STORED RECORDS:
BEGIN
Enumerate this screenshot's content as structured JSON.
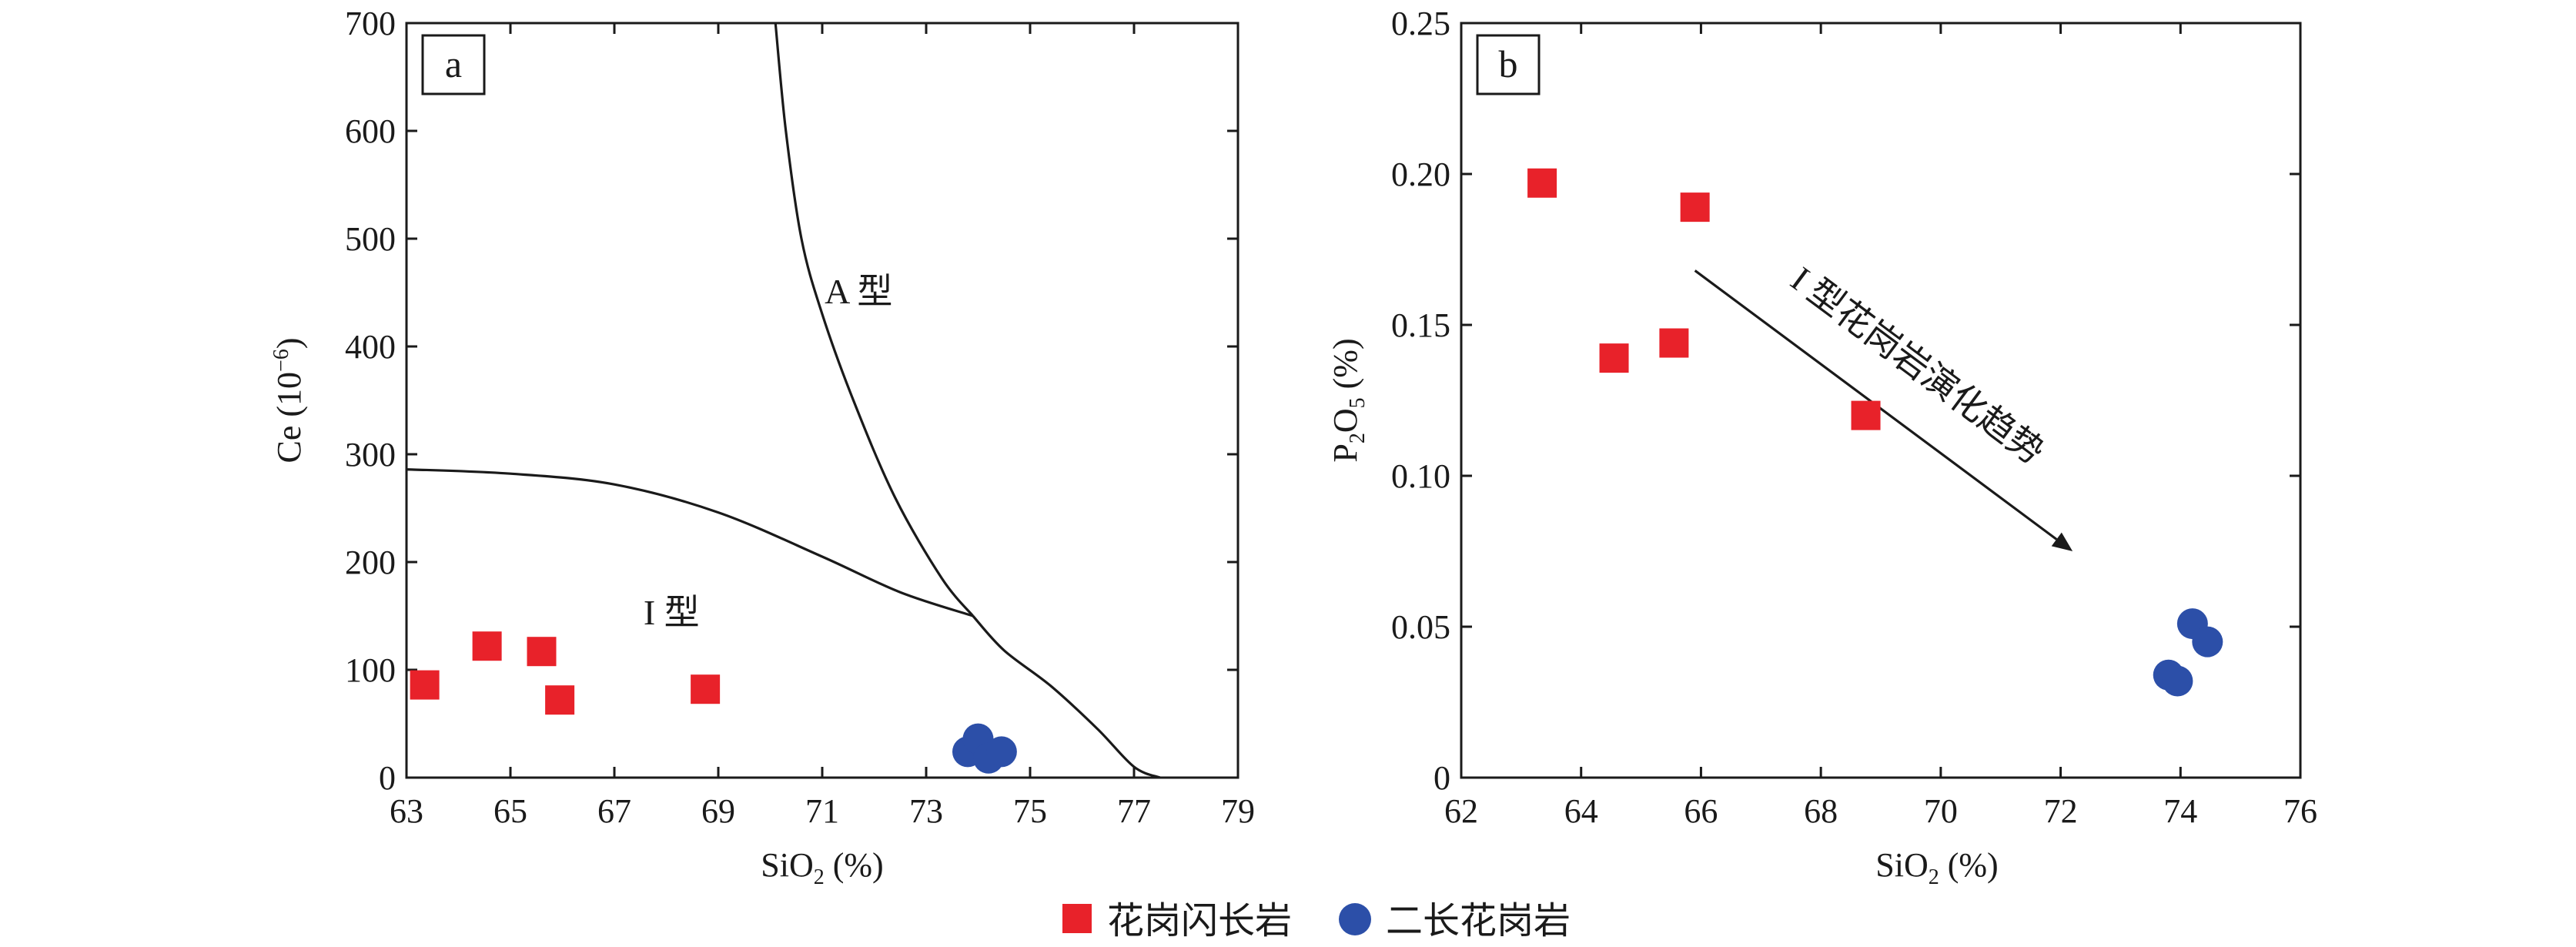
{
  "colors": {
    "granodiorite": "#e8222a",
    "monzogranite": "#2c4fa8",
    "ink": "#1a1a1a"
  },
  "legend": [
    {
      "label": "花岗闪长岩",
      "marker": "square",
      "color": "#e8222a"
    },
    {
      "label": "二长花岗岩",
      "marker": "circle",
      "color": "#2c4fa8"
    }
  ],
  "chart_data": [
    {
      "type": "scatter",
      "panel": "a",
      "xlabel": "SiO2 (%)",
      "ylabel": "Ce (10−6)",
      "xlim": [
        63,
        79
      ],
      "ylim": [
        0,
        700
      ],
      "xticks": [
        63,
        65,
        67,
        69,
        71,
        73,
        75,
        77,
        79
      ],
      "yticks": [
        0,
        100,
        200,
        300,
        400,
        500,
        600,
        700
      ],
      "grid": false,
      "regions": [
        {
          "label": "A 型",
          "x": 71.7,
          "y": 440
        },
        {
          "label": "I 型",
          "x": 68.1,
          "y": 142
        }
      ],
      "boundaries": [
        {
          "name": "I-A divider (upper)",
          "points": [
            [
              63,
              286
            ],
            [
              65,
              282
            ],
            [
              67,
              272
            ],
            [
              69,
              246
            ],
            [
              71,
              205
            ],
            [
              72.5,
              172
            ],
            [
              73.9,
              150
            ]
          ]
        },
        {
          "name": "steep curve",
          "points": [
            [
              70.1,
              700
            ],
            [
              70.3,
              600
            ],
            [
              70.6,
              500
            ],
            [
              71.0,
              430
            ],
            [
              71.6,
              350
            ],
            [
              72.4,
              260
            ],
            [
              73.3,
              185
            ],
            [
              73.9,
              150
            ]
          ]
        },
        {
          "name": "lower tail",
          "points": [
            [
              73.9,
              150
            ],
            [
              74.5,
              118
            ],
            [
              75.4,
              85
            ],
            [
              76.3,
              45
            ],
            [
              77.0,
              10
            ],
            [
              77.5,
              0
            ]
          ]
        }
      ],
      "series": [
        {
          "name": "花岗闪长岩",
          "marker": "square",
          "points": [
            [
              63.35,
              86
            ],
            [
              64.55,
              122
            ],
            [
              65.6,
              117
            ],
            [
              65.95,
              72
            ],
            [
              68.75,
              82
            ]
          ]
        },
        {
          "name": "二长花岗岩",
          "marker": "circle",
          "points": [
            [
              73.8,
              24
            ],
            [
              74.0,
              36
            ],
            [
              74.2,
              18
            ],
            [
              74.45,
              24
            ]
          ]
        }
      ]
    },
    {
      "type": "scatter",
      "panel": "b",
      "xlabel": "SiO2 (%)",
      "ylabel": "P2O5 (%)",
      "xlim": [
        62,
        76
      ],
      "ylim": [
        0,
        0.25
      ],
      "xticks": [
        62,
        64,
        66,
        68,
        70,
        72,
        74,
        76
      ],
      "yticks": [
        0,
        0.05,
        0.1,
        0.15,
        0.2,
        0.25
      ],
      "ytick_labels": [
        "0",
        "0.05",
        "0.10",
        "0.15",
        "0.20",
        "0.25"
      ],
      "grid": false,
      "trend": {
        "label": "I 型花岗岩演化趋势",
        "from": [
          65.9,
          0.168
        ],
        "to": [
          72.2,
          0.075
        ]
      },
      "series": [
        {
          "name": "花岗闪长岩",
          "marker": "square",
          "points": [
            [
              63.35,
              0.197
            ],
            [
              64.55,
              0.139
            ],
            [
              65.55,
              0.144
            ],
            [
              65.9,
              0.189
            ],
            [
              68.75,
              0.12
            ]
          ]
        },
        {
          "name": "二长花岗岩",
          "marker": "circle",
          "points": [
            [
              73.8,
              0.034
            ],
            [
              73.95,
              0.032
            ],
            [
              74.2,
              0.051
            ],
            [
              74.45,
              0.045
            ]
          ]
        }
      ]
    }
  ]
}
END
PROBLEM: Give back the entries verbatim. Do not include any picture.

TASK SOLUTION:
Enumerate this screenshot's content as structured JSON.
{
  "colors": {
    "granodiorite": "#e8222a",
    "monzogranite": "#2c4fa8",
    "ink": "#1a1a1a"
  },
  "legend": [
    {
      "label": "花岗闪长岩",
      "marker": "square",
      "color": "#e8222a"
    },
    {
      "label": "二长花岗岩",
      "marker": "circle",
      "color": "#2c4fa8"
    }
  ],
  "chart_data": [
    {
      "type": "scatter",
      "panel": "a",
      "xlabel": "SiO2 (%)",
      "ylabel": "Ce (10−6)",
      "xlim": [
        63,
        79
      ],
      "ylim": [
        0,
        700
      ],
      "xticks": [
        63,
        65,
        67,
        69,
        71,
        73,
        75,
        77,
        79
      ],
      "yticks": [
        0,
        100,
        200,
        300,
        400,
        500,
        600,
        700
      ],
      "grid": false,
      "regions": [
        {
          "label": "A 型",
          "x": 71.7,
          "y": 440
        },
        {
          "label": "I 型",
          "x": 68.1,
          "y": 142
        }
      ],
      "boundaries": [
        {
          "name": "I-A divider (upper)",
          "points": [
            [
              63,
              286
            ],
            [
              65,
              282
            ],
            [
              67,
              272
            ],
            [
              69,
              246
            ],
            [
              71,
              205
            ],
            [
              72.5,
              172
            ],
            [
              73.9,
              150
            ]
          ]
        },
        {
          "name": "steep curve",
          "points": [
            [
              70.1,
              700
            ],
            [
              70.3,
              600
            ],
            [
              70.6,
              500
            ],
            [
              71.0,
              430
            ],
            [
              71.6,
              350
            ],
            [
              72.4,
              260
            ],
            [
              73.3,
              185
            ],
            [
              73.9,
              150
            ]
          ]
        },
        {
          "name": "lower tail",
          "points": [
            [
              73.9,
              150
            ],
            [
              74.5,
              118
            ],
            [
              75.4,
              85
            ],
            [
              76.3,
              45
            ],
            [
              77.0,
              10
            ],
            [
              77.5,
              0
            ]
          ]
        }
      ],
      "series": [
        {
          "name": "花岗闪长岩",
          "marker": "square",
          "points": [
            [
              63.35,
              86
            ],
            [
              64.55,
              122
            ],
            [
              65.6,
              117
            ],
            [
              65.95,
              72
            ],
            [
              68.75,
              82
            ]
          ]
        },
        {
          "name": "二长花岗岩",
          "marker": "circle",
          "points": [
            [
              73.8,
              24
            ],
            [
              74.0,
              36
            ],
            [
              74.2,
              18
            ],
            [
              74.45,
              24
            ]
          ]
        }
      ]
    },
    {
      "type": "scatter",
      "panel": "b",
      "xlabel": "SiO2 (%)",
      "ylabel": "P2O5 (%)",
      "xlim": [
        62,
        76
      ],
      "ylim": [
        0,
        0.25
      ],
      "xticks": [
        62,
        64,
        66,
        68,
        70,
        72,
        74,
        76
      ],
      "yticks": [
        0,
        0.05,
        0.1,
        0.15,
        0.2,
        0.25
      ],
      "ytick_labels": [
        "0",
        "0.05",
        "0.10",
        "0.15",
        "0.20",
        "0.25"
      ],
      "grid": false,
      "trend": {
        "label": "I 型花岗岩演化趋势",
        "from": [
          65.9,
          0.168
        ],
        "to": [
          72.2,
          0.075
        ]
      },
      "series": [
        {
          "name": "花岗闪长岩",
          "marker": "square",
          "points": [
            [
              63.35,
              0.197
            ],
            [
              64.55,
              0.139
            ],
            [
              65.55,
              0.144
            ],
            [
              65.9,
              0.189
            ],
            [
              68.75,
              0.12
            ]
          ]
        },
        {
          "name": "二长花岗岩",
          "marker": "circle",
          "points": [
            [
              73.8,
              0.034
            ],
            [
              73.95,
              0.032
            ],
            [
              74.2,
              0.051
            ],
            [
              74.45,
              0.045
            ]
          ]
        }
      ]
    }
  ]
}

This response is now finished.